# EXERCISE AIM
Reproduce the data below verbatim from the line containing "Give me a plain-text" through its final line, and produce nothing more.

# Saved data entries

--*--

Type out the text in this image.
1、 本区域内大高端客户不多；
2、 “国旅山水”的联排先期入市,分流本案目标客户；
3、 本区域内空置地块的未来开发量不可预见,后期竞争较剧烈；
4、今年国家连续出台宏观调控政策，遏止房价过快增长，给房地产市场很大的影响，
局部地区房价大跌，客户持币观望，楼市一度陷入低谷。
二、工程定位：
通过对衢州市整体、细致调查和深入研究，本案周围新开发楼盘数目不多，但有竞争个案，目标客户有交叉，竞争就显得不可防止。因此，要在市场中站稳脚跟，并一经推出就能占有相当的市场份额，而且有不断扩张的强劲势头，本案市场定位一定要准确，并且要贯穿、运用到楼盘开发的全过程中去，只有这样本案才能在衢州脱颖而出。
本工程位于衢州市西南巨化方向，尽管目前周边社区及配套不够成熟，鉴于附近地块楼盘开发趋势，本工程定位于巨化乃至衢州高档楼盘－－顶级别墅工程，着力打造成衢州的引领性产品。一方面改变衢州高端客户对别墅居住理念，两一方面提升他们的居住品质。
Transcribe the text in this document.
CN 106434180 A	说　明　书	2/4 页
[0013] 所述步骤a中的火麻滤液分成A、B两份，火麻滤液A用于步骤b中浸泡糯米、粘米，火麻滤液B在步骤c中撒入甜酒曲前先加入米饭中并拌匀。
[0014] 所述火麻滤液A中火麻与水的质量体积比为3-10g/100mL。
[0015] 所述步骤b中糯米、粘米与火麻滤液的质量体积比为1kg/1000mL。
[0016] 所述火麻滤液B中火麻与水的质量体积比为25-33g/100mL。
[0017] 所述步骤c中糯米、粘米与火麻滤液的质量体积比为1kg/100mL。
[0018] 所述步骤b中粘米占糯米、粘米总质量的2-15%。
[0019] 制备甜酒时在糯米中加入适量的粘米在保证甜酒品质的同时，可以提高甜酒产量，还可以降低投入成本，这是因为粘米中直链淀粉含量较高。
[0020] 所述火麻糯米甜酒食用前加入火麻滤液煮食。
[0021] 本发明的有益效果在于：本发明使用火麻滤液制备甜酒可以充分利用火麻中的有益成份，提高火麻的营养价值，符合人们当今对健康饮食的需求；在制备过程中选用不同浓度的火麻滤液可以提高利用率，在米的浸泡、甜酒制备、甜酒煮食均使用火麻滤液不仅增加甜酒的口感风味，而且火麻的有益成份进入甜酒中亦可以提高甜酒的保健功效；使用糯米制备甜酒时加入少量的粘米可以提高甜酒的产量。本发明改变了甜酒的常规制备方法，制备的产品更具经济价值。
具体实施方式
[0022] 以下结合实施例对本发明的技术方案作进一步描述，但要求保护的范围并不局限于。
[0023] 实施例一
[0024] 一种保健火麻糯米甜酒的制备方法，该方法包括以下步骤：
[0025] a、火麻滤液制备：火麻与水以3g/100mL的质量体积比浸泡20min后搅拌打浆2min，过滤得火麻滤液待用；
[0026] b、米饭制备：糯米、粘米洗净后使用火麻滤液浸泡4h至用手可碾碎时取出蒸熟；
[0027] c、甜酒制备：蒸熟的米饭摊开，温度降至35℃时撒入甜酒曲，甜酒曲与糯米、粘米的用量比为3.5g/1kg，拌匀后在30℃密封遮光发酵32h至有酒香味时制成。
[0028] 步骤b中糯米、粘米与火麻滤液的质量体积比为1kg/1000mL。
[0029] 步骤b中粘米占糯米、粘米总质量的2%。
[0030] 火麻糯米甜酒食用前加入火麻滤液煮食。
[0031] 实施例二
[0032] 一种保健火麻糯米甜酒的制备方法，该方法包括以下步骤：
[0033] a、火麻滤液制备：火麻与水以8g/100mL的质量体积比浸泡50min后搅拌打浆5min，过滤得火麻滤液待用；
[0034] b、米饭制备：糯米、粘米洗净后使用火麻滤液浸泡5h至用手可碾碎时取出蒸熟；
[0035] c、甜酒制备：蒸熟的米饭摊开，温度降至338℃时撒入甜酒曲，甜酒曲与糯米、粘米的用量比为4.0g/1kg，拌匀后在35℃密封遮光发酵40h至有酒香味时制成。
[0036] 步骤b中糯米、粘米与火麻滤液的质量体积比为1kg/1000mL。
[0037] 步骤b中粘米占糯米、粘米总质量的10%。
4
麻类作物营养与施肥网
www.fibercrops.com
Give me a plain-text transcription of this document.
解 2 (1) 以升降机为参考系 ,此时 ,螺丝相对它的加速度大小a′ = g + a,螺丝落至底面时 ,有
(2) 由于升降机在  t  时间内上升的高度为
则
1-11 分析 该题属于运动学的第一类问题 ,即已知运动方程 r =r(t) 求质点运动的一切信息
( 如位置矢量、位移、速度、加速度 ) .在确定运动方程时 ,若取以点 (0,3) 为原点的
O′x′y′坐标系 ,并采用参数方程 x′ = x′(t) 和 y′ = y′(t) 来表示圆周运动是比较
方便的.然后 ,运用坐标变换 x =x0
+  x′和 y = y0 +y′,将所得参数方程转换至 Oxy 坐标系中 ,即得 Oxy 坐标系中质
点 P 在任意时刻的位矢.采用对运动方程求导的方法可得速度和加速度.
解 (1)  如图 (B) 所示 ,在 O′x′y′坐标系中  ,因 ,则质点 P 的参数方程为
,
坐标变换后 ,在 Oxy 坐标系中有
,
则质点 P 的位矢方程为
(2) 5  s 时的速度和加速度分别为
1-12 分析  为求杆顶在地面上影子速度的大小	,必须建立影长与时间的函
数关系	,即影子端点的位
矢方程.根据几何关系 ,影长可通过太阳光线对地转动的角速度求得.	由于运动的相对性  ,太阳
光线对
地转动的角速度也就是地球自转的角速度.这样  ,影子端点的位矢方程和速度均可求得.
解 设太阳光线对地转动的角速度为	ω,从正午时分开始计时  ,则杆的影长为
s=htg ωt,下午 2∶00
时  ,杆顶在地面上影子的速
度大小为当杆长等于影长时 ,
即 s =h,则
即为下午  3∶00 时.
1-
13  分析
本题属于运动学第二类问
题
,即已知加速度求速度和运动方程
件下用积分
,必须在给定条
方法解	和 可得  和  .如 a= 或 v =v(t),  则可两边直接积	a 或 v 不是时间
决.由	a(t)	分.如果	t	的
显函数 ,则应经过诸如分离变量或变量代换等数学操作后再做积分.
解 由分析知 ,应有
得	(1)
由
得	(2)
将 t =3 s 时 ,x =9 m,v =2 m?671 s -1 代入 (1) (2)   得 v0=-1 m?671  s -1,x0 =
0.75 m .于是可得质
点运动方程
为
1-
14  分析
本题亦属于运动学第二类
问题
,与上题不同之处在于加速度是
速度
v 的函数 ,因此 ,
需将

--*--

# REPLY
Give me a plain-text transcription of this document.
解 2 (1) 以升降机为参考系 ,此时 ,螺丝相对它的加速度大小a′ = g + a,螺丝落至底面时 ,有
(2) 由于升降机在  t  时间内上升的高度为
则
1-11 分析 该题属于运动学的第一类问题 ,即已知运动方程 r =r(t) 求质点运动的一切信息
( 如位置矢量、位移、速度、加速度 ) .在确定运动方程时 ,若取以点 (0,3) 为原点的
O′x′y′坐标系 ,并采用参数方程 x′ = x′(t) 和 y′ = y′(t) 来表示圆周运动是比较
方便的.然后 ,运用坐标变换 x =x0
+  x′和 y = y0 +y′,将所得参数方程转换至 Oxy 坐标系中 ,即得 Oxy 坐标系中质
点 P 在任意时刻的位矢.采用对运动方程求导的方法可得速度和加速度.
解 (1)  如图 (B) 所示 ,在 O′x′y′坐标系中  ,因 ,则质点 P 的参数方程为
,
坐标变换后 ,在 Oxy 坐标系中有
,
则质点 P 的位矢方程为
(2) 5  s 时的速度和加速度分别为
1-12 分析  为求杆顶在地面上影子速度的大小	,必须建立影长与时间的函
数关系	,即影子端点的位
矢方程.根据几何关系 ,影长可通过太阳光线对地转动的角速度求得.	由于运动的相对性  ,太阳
光线对
地转动的角速度也就是地球自转的角速度.这样  ,影子端点的位矢方程和速度均可求得.
解 设太阳光线对地转动的角速度为	ω,从正午时分开始计时  ,则杆的影长为
s=htg ωt,下午 2∶00
时  ,杆顶在地面上影子的速
度大小为当杆长等于影长时 ,
即 s =h,则
即为下午  3∶00 时.
1-
13  分析
本题属于运动学第二类问
题
,即已知加速度求速度和运动方程
件下用积分
,必须在给定条
方法解	和 可得  和  .如 a= 或 v =v(t),  则可两边直接积	a 或 v 不是时间
决.由	a(t)	分.如果	t	的
显函数 ,则应经过诸如分离变量或变量代换等数学操作后再做积分.
解 由分析知 ,应有
得	(1)
由
得	(2)
将 t =3 s 时 ,x =9 m,v =2 m?671 s -1 代入 (1) (2)   得 v0=-1 m?671  s -1,x0 =
0.75 m .于是可得质
点运动方程
为
1-
14  分析
本题亦属于运动学第二类
问题
,与上题不同之处在于加速度是
速度
v 的函数 ,因此 ,
需将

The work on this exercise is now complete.